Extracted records
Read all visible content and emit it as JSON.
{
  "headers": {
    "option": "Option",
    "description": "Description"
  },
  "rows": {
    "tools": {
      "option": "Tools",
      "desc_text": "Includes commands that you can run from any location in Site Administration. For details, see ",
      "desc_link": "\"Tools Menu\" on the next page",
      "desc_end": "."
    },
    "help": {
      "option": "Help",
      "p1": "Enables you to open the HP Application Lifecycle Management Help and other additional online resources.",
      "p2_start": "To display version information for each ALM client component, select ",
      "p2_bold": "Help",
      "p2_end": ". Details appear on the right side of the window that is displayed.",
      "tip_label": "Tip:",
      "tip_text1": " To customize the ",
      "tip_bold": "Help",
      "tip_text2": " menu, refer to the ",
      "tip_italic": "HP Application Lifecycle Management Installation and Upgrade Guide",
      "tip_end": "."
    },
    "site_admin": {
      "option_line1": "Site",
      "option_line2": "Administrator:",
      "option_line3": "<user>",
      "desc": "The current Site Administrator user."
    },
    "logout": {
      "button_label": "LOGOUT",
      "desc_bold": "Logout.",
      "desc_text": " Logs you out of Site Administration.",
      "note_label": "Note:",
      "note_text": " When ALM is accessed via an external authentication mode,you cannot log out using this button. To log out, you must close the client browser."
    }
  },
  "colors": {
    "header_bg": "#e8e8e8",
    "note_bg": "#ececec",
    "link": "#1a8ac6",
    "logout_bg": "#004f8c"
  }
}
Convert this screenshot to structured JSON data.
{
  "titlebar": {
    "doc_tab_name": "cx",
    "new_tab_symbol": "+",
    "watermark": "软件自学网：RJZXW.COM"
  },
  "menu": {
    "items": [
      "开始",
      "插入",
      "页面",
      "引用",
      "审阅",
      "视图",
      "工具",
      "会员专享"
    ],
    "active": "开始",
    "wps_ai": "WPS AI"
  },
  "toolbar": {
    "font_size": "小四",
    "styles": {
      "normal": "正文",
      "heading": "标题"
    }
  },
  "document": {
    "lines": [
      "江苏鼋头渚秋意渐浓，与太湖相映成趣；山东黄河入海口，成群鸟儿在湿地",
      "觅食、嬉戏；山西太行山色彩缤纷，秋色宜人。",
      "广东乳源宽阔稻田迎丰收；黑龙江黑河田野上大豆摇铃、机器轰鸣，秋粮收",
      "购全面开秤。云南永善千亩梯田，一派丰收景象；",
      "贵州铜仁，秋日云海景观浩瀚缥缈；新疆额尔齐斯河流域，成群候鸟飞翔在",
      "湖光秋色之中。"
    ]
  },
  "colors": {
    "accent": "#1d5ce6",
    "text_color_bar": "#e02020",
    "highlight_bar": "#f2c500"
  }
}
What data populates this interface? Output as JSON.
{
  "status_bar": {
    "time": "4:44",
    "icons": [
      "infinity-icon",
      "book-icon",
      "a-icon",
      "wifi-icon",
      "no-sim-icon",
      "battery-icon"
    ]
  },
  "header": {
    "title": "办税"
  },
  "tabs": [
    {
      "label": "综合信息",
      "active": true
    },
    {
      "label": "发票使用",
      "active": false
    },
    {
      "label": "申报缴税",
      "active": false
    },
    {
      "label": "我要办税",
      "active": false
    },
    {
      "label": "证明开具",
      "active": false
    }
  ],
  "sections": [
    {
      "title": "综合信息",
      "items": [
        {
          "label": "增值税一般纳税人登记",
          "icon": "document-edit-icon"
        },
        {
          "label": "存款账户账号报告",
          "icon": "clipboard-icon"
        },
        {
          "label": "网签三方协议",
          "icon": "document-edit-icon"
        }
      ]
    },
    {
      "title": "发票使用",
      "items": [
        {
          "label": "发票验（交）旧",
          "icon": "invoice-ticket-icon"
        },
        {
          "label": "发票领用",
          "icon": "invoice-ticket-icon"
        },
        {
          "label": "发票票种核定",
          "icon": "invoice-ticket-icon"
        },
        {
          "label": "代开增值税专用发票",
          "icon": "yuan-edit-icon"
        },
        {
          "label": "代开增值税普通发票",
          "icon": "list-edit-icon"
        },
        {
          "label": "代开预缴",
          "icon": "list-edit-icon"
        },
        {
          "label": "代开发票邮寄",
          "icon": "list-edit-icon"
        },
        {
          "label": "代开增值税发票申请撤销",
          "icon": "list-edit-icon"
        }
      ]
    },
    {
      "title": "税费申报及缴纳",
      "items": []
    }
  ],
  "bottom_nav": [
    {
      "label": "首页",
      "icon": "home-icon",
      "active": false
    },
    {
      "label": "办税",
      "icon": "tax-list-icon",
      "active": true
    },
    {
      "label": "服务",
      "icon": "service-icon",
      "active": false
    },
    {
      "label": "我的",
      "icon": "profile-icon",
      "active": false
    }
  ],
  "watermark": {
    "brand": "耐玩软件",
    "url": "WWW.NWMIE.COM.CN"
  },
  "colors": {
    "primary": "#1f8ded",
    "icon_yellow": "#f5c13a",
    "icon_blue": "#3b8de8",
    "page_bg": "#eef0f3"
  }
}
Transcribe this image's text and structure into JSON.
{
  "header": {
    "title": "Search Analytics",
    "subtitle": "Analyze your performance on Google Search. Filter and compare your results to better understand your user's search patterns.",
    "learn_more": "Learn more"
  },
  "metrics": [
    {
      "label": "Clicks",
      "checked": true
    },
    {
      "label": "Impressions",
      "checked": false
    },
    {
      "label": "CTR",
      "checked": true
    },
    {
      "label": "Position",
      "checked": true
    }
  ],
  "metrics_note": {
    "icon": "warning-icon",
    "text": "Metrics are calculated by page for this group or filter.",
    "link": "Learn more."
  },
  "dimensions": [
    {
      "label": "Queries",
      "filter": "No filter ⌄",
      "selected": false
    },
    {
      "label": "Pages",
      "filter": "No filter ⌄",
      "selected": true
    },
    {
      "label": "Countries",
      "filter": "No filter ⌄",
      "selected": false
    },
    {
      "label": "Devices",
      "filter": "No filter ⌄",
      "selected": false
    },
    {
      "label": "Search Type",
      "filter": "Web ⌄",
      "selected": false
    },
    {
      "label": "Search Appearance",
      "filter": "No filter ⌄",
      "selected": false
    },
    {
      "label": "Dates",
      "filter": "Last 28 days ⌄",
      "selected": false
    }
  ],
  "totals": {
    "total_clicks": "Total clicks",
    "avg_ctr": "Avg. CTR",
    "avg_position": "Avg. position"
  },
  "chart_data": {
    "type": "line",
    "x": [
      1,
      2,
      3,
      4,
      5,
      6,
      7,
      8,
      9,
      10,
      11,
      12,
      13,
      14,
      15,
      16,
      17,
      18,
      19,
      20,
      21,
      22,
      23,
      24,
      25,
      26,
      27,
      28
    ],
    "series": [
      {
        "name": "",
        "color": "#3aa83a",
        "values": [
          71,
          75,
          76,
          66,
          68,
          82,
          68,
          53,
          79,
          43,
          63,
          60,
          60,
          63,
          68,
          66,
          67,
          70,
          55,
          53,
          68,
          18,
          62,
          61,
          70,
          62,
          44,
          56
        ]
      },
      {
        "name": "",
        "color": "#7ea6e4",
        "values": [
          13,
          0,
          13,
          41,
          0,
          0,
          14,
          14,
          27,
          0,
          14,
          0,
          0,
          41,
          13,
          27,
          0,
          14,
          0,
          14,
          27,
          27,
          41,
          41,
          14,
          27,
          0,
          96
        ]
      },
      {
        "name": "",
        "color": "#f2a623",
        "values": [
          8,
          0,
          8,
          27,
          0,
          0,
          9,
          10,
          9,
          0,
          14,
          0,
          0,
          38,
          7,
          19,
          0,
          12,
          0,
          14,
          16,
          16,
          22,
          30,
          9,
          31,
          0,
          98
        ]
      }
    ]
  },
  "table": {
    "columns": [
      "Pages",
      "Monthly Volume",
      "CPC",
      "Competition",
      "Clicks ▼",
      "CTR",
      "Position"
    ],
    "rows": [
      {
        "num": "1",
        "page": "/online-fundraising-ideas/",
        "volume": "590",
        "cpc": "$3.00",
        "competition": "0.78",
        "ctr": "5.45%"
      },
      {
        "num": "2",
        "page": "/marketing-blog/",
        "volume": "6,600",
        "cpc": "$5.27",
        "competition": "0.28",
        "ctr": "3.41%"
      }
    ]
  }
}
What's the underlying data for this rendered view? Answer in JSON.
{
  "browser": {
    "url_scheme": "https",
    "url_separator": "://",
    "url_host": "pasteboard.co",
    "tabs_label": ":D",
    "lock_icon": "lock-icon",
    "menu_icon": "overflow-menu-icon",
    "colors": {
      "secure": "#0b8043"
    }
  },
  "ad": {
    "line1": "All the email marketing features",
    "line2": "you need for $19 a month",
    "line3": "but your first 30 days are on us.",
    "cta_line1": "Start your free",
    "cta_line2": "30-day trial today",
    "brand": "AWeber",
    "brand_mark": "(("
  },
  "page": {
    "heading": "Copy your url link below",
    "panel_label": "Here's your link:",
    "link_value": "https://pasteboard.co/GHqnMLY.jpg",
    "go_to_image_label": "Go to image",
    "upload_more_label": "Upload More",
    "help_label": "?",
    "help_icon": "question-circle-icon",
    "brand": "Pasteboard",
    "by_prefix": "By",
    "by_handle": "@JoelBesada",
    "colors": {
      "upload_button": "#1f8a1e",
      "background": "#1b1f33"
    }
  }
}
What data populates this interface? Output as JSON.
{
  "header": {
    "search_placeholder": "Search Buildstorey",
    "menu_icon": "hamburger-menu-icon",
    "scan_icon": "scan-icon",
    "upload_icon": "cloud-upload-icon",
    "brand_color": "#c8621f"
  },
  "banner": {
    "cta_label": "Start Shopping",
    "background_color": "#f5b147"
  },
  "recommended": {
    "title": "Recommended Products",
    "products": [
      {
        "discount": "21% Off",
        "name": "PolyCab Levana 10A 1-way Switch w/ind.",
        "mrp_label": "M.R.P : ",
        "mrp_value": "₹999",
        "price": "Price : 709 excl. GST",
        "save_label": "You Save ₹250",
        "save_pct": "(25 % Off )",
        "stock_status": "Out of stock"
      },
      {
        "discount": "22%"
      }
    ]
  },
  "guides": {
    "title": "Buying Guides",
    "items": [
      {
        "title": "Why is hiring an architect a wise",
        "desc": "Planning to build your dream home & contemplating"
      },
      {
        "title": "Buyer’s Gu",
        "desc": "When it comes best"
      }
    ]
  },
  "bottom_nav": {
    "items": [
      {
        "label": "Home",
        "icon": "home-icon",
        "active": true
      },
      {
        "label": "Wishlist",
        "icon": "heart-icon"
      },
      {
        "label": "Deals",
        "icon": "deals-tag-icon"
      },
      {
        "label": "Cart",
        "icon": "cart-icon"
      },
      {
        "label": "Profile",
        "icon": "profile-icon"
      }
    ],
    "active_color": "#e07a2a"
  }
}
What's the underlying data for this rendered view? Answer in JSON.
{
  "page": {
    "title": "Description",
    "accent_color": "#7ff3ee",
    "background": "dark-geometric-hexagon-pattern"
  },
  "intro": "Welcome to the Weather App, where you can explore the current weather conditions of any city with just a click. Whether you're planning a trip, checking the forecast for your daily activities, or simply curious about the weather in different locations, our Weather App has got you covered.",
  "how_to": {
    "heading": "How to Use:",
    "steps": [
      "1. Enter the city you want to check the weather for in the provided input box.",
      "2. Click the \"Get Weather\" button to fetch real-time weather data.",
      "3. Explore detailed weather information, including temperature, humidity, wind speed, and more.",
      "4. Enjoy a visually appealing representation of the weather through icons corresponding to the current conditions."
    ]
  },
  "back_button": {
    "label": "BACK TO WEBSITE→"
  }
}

**What this task involves:** Collect the lines of the records that include the string "days".

**Exercise result:**
      "filter": "Last 28 days ⌄",
    "line3": "but your first 30 days are on us.",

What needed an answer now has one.